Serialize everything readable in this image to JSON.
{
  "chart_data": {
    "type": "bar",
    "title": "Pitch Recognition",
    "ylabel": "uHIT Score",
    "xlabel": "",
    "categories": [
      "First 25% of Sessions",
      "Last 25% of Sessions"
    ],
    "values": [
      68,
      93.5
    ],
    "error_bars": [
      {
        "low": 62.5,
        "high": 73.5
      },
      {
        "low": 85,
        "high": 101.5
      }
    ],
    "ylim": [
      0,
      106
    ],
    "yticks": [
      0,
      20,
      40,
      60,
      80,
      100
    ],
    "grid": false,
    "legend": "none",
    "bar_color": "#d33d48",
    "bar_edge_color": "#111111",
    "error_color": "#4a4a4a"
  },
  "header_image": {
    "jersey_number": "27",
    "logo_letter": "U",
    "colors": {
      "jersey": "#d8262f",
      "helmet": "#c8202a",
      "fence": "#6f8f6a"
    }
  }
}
=-=-=
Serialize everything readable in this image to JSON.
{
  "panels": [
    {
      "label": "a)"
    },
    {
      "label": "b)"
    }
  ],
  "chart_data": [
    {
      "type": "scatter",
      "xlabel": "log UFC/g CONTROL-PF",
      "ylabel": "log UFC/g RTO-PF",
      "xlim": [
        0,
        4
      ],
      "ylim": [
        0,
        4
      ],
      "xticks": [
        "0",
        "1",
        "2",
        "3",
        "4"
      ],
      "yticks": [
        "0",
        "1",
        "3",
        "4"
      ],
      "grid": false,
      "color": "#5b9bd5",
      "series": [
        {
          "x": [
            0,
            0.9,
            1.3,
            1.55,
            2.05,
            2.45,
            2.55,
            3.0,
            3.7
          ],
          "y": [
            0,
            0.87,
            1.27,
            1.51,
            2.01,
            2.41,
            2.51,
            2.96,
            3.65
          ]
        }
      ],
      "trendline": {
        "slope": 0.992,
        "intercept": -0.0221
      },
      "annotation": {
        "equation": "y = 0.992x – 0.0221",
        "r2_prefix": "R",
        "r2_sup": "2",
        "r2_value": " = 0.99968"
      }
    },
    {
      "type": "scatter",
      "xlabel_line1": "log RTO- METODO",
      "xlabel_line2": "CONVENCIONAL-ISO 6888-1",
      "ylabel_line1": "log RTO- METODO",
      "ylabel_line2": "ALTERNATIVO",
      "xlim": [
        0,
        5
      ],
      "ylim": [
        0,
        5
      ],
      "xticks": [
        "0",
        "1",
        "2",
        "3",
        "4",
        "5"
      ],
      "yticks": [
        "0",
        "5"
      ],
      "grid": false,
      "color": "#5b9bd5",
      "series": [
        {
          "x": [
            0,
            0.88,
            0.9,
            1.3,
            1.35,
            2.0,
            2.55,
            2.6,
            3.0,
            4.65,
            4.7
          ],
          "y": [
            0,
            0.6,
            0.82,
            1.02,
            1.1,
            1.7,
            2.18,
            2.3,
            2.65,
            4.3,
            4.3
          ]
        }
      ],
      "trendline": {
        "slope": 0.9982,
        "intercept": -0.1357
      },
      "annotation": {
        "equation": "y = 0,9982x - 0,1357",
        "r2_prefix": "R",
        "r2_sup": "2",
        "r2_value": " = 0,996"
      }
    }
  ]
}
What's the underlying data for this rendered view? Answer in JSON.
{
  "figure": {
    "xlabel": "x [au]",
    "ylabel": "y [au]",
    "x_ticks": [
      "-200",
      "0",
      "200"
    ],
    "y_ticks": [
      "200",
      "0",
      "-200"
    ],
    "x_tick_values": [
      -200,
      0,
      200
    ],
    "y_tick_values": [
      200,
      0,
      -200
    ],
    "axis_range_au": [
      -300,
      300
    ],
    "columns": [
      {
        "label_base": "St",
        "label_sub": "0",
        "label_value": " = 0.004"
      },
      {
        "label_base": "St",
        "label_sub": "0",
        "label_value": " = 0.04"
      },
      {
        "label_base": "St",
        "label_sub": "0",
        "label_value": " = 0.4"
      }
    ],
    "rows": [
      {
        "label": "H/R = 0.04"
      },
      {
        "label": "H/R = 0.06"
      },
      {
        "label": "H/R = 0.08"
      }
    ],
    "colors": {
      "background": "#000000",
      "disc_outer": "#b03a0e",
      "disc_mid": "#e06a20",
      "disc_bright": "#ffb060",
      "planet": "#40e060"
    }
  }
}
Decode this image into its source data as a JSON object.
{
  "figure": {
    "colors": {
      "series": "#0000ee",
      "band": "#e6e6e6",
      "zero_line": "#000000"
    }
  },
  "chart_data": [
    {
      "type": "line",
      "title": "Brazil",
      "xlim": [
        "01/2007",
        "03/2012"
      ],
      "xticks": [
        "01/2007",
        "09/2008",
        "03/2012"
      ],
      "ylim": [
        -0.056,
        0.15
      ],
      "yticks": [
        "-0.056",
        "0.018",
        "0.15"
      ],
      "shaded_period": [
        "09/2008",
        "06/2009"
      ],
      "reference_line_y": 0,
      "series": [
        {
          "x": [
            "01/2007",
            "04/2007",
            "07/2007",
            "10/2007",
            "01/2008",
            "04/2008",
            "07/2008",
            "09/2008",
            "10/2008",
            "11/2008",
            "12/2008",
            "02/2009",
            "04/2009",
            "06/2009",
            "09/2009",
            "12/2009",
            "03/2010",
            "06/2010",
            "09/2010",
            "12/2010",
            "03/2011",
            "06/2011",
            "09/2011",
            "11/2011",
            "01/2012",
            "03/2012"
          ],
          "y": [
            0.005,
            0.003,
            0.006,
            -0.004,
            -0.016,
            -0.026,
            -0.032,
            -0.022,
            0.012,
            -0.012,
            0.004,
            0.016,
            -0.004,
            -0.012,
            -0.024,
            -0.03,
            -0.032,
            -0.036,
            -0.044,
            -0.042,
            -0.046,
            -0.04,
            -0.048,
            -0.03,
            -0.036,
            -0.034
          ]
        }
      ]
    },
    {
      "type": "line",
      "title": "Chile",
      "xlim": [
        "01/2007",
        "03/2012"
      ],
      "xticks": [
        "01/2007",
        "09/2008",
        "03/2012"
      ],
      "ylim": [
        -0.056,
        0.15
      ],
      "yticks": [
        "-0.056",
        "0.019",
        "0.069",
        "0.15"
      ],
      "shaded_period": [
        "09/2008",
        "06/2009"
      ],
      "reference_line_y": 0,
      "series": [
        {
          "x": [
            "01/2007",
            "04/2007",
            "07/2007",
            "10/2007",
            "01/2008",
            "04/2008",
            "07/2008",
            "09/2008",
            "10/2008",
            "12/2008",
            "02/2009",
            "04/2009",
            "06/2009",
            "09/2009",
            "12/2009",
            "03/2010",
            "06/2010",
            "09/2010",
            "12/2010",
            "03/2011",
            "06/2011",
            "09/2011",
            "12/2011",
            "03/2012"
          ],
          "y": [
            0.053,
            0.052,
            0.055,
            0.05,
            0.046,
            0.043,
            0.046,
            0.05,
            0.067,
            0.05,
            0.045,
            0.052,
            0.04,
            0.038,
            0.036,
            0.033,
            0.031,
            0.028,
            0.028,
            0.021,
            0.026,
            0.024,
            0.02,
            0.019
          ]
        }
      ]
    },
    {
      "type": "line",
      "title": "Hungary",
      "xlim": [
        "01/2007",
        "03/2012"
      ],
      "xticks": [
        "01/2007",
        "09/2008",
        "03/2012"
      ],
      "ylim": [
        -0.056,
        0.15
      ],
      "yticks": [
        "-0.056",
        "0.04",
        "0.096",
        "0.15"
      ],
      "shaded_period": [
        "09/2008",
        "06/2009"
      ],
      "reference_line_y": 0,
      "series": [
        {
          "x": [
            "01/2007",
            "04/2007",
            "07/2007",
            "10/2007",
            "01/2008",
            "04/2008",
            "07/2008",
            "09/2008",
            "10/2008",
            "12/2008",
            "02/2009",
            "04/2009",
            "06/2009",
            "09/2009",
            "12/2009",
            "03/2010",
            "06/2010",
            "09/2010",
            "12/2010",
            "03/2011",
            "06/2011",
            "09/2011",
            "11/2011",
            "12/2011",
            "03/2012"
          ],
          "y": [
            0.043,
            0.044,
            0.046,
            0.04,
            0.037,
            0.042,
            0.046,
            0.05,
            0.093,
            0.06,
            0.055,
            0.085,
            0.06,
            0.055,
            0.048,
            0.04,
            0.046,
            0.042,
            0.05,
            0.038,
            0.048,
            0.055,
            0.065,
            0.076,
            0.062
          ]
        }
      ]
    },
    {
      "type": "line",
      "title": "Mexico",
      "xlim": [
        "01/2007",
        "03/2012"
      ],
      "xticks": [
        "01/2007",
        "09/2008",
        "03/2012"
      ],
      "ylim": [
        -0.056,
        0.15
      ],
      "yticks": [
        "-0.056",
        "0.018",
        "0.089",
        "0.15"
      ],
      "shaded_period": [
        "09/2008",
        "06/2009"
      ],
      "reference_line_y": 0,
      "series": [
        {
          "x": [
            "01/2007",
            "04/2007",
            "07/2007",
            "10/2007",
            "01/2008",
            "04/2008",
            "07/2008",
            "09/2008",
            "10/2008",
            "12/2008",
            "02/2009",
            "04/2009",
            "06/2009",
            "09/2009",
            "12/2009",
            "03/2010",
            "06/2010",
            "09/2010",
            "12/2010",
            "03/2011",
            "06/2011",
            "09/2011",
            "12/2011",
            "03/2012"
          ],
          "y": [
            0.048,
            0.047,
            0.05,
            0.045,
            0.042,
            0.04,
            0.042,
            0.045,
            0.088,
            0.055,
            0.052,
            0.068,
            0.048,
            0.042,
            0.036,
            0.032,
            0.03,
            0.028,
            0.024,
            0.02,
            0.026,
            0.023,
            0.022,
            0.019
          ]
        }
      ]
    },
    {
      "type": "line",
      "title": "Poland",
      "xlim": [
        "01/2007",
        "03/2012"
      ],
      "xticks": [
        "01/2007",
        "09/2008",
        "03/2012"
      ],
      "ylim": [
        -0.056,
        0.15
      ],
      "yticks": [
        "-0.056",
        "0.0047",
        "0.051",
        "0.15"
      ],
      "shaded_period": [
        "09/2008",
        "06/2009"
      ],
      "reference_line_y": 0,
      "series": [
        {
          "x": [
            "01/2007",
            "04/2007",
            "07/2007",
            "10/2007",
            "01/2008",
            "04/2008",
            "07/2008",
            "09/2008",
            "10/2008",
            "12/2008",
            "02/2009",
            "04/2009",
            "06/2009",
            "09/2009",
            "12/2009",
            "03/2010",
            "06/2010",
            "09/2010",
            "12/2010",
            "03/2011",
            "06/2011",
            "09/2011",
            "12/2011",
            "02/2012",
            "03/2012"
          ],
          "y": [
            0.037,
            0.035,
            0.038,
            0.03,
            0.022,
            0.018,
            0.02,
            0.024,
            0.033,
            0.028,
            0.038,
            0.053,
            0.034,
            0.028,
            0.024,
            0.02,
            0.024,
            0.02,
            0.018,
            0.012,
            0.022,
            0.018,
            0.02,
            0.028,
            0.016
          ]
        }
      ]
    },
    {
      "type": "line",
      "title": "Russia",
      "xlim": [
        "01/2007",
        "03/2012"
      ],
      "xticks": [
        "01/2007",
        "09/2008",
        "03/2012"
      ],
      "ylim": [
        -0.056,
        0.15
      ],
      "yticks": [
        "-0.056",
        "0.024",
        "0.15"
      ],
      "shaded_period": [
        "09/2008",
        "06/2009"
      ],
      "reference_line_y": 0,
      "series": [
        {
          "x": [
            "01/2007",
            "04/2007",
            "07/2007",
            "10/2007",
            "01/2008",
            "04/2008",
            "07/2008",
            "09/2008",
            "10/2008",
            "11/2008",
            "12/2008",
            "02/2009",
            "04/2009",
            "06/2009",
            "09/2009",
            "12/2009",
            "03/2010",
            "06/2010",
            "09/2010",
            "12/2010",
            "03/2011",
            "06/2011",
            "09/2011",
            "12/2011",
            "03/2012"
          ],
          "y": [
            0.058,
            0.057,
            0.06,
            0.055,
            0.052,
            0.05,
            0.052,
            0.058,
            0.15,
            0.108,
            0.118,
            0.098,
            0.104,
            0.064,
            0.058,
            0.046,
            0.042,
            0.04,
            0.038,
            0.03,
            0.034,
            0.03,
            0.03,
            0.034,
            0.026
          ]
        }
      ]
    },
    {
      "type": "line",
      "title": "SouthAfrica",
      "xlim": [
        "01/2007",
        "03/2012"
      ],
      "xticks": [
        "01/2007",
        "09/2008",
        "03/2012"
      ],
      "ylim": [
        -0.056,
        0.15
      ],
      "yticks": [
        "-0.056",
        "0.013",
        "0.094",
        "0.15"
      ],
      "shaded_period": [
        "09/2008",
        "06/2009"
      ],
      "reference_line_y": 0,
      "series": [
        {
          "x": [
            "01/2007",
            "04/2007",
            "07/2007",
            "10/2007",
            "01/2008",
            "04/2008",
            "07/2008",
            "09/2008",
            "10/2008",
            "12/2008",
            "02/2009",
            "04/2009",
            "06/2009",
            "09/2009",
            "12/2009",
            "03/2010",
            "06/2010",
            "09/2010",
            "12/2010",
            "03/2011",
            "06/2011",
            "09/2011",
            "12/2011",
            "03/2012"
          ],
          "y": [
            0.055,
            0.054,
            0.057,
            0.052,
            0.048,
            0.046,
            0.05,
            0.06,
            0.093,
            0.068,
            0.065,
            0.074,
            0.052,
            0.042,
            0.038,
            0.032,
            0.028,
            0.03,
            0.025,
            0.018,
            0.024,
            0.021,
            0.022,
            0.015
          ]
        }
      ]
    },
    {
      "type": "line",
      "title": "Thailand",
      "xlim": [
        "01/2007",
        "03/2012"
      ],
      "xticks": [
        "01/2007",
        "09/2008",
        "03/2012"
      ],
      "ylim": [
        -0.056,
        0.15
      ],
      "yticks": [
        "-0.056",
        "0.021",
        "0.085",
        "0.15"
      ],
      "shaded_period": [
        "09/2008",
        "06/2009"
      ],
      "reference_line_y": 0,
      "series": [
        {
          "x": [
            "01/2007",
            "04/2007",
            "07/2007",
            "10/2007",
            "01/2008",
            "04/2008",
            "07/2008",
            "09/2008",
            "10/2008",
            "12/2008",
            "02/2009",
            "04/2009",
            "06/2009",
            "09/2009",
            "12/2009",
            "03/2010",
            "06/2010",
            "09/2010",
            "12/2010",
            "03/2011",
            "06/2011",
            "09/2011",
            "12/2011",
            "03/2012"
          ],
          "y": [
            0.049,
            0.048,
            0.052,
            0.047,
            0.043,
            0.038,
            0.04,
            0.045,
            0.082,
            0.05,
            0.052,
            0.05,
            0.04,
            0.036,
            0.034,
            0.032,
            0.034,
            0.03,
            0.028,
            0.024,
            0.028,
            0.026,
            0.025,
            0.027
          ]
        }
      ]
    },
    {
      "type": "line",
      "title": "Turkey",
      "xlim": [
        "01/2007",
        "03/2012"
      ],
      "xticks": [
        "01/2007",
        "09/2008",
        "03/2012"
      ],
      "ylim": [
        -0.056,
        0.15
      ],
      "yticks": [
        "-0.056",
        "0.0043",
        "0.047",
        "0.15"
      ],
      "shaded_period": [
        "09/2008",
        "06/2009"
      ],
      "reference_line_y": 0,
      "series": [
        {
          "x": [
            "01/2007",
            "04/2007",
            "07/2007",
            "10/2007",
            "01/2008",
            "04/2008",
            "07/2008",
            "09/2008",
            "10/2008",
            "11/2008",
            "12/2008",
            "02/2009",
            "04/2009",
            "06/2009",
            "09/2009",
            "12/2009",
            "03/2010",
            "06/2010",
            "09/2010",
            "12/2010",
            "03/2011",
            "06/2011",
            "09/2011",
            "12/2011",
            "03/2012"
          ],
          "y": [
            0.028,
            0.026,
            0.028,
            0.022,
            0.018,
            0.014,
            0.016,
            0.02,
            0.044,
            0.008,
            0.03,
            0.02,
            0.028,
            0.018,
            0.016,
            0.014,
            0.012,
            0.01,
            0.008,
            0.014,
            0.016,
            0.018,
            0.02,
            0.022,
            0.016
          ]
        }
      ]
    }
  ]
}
=-=-=
» Do this
Find the lines above holding the word "Sessions" and show them.

» Result for this task
      "First 25% of Sessions",
      "Last 25% of Sessions"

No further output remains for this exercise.